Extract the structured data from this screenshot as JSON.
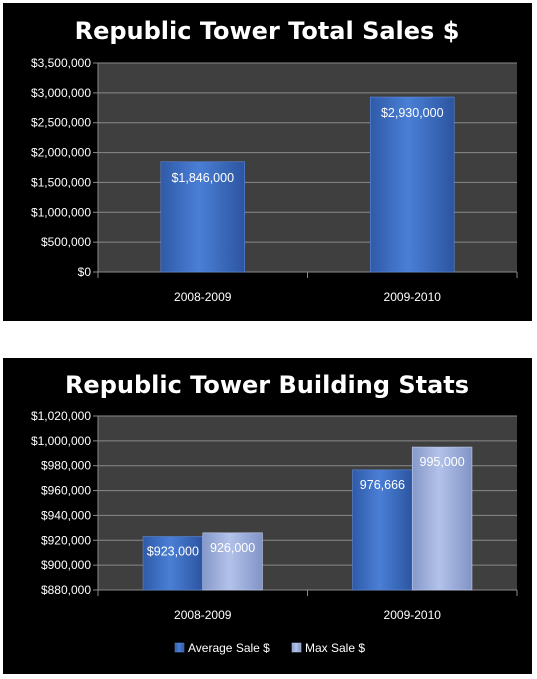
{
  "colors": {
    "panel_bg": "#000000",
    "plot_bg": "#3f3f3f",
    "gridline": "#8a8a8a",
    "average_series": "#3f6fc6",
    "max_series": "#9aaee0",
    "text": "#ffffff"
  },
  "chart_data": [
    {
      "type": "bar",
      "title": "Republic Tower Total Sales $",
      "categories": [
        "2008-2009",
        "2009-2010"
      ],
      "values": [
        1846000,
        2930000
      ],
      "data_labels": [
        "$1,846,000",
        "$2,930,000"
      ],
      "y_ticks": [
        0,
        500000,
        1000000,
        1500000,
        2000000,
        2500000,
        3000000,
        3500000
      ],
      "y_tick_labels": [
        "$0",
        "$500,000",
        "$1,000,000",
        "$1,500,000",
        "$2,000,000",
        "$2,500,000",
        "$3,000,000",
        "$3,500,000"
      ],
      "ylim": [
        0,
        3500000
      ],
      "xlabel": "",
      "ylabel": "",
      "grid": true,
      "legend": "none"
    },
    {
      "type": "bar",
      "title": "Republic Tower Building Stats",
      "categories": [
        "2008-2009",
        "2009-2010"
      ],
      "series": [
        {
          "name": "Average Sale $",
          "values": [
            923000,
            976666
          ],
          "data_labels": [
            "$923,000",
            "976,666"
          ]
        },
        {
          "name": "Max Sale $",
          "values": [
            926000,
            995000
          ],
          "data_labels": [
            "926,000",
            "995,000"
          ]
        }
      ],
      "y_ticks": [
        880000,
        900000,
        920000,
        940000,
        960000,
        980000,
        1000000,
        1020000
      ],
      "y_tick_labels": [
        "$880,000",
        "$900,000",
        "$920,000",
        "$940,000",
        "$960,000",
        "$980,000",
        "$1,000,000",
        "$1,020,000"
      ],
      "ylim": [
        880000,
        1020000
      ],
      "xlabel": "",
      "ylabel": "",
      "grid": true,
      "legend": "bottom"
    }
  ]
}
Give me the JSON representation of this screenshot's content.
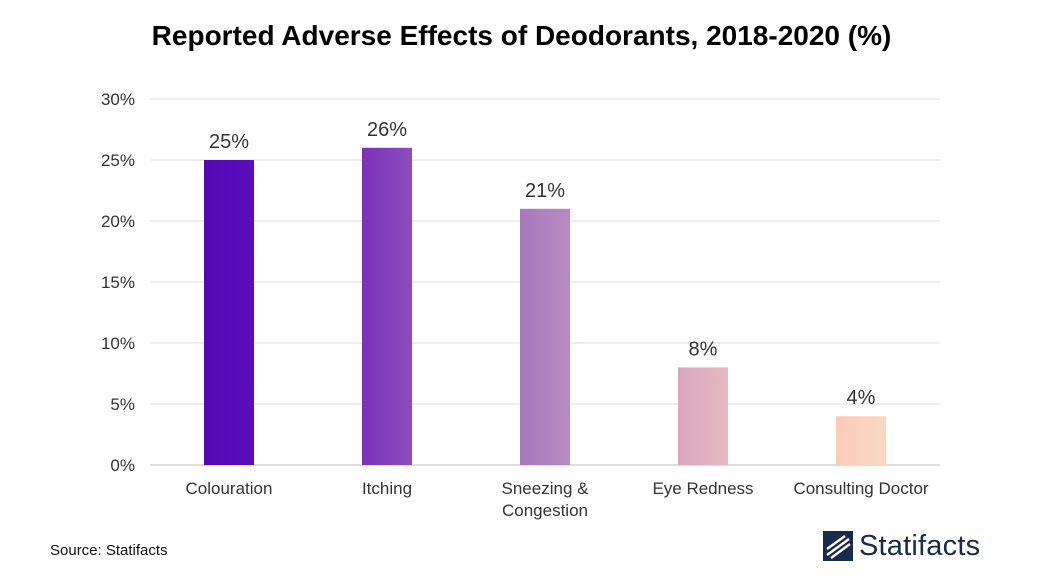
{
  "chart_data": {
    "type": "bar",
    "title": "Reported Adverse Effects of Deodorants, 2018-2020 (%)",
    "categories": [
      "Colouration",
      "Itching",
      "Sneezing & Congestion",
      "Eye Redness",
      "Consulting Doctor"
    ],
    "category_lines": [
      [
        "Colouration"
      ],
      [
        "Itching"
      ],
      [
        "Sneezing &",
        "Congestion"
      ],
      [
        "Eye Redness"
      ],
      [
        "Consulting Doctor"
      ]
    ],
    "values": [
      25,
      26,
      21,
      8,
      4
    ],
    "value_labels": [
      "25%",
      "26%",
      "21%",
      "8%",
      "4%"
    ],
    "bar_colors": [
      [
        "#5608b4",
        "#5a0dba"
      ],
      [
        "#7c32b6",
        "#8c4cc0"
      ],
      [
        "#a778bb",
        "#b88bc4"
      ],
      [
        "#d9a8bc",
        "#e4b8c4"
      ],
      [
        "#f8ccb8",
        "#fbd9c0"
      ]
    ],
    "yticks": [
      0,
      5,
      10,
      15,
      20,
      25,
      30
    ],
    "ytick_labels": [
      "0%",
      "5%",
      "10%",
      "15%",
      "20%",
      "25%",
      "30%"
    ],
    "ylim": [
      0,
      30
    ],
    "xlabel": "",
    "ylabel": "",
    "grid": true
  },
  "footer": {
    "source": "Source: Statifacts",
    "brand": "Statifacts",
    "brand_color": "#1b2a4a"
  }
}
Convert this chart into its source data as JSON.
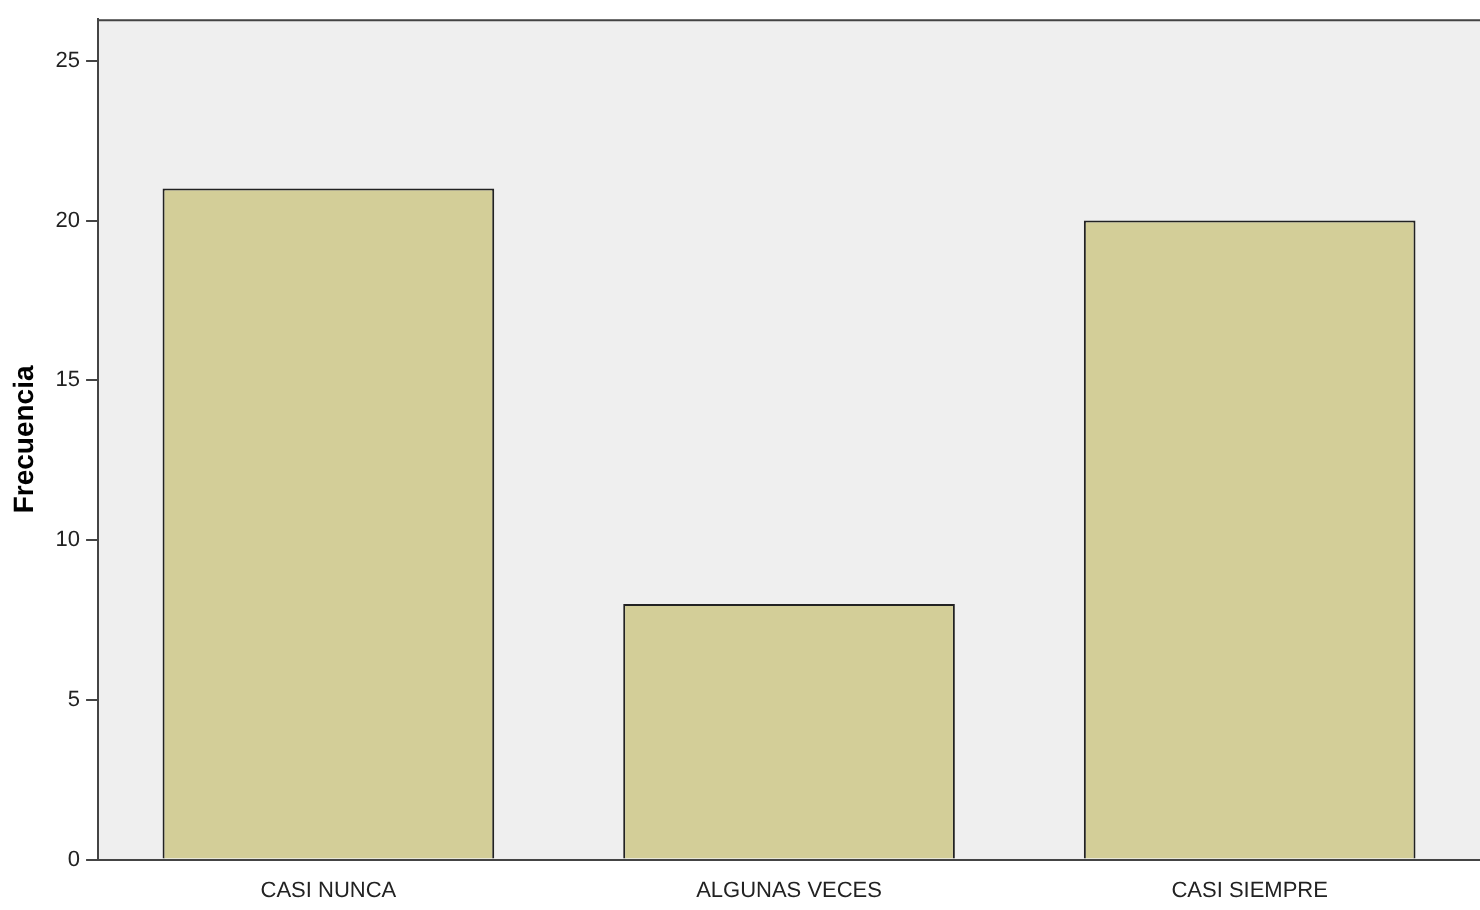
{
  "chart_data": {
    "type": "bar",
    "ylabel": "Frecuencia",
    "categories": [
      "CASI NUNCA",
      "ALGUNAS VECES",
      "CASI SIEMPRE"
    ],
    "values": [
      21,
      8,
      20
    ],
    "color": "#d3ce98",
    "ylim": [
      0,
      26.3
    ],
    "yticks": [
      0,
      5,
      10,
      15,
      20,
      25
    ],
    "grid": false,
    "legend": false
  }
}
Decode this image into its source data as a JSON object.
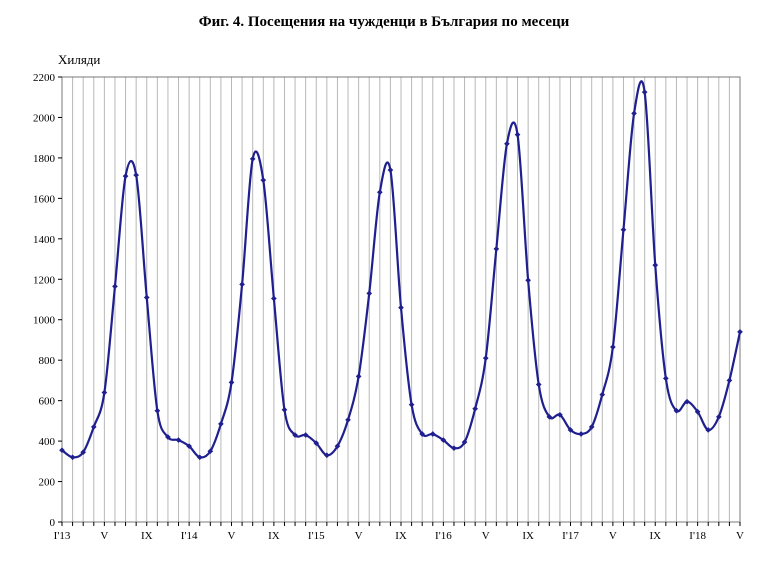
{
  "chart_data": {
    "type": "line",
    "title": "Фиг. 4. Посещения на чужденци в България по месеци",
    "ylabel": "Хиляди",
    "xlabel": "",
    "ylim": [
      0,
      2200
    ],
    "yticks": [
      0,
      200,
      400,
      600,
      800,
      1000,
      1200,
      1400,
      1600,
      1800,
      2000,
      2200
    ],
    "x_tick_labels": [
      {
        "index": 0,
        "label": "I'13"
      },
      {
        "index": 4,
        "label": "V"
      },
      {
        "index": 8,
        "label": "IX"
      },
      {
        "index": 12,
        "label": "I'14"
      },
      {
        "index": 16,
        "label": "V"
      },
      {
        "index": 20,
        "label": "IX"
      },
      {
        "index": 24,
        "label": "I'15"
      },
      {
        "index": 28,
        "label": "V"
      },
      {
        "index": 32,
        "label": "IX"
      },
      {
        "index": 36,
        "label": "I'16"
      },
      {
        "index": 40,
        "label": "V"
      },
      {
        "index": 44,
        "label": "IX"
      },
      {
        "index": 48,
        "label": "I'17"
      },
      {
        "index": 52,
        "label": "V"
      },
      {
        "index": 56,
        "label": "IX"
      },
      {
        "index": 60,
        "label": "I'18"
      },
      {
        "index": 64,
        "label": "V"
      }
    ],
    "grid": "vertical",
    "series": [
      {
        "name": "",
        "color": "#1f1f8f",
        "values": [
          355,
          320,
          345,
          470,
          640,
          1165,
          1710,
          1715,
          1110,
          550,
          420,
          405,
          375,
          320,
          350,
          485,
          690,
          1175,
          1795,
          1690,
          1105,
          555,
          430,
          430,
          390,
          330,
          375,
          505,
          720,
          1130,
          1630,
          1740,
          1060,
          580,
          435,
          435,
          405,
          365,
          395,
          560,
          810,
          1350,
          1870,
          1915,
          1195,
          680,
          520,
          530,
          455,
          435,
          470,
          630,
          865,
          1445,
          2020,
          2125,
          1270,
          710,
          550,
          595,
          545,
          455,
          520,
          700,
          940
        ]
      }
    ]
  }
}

:: WHAT THE TASK ASKS ::
Go through the material above and count the lines that include "ylabel". Give the number alone.

:: SOLUTION TO THE EXERCISE ::
5